## BEGIN

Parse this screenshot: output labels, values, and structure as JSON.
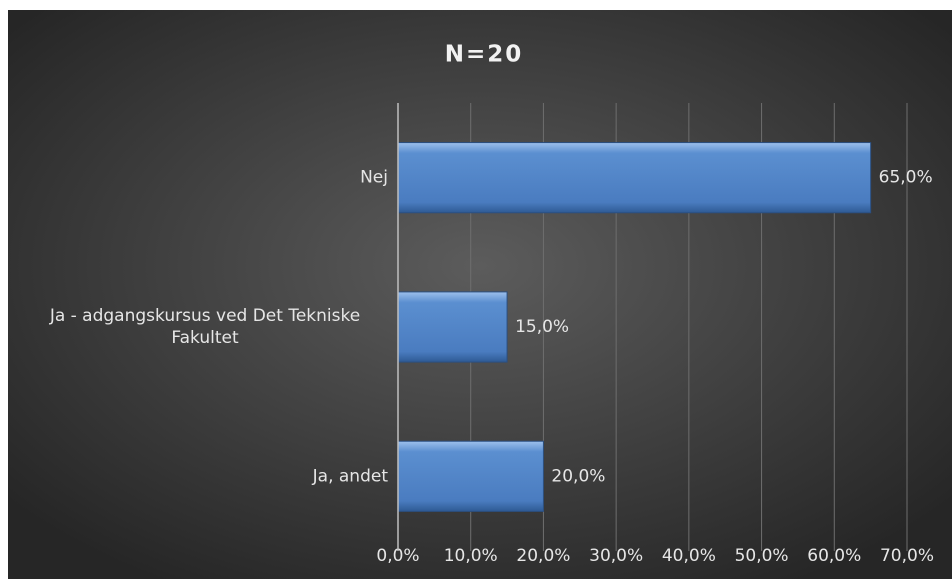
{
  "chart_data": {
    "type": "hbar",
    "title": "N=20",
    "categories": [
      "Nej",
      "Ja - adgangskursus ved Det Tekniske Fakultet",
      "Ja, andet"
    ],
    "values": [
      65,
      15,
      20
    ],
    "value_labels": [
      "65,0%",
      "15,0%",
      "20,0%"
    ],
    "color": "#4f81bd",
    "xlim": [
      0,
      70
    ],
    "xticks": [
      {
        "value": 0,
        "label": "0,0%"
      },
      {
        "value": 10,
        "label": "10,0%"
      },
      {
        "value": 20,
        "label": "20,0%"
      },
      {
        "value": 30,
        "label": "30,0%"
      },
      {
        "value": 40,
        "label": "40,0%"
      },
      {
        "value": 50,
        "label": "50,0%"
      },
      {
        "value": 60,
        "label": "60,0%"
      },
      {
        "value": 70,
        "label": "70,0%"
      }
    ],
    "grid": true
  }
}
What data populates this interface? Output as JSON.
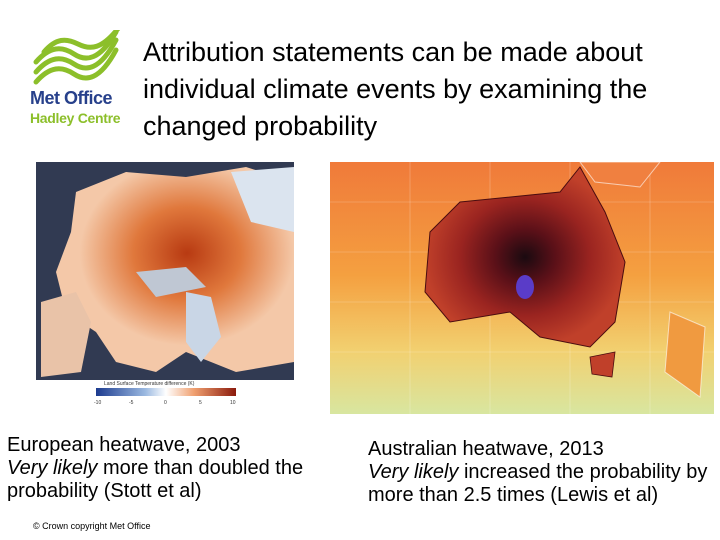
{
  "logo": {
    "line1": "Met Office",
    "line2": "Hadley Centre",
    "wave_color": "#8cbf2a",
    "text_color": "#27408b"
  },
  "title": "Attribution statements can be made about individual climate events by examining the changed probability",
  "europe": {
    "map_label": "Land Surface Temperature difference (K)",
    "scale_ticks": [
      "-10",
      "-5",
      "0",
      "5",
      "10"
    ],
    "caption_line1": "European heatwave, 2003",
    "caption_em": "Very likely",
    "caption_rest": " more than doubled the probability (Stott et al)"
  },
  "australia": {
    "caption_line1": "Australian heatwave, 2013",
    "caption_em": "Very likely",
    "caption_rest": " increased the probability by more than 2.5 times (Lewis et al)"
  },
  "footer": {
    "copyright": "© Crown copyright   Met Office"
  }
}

## END
## BEGIN

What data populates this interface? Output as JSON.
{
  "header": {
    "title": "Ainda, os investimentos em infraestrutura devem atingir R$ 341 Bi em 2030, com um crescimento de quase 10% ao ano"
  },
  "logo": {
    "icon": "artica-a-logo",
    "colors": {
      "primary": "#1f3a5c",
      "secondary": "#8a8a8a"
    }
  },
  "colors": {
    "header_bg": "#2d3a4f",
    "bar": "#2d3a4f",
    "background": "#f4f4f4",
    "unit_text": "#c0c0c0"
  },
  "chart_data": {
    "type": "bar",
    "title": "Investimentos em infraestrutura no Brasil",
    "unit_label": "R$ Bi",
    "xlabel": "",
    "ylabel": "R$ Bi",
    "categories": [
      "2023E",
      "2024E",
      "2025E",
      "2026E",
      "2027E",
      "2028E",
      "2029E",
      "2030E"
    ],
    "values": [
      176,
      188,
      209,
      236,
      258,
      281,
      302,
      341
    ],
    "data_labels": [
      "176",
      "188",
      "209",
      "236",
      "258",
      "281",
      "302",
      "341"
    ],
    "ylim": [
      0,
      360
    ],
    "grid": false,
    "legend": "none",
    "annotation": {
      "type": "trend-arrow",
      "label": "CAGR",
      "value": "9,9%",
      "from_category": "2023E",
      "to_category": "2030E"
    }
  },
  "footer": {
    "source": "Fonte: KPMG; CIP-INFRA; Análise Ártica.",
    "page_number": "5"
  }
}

## END

** What the task asks **
Reproduce each line of the entries in which the word "than" is found.

** Completed task **
    "caption_rest": " more than doubled the probability (Stott et al)"
    "caption_rest": " increased the probability by more than 2.5 times (Lewis et al)"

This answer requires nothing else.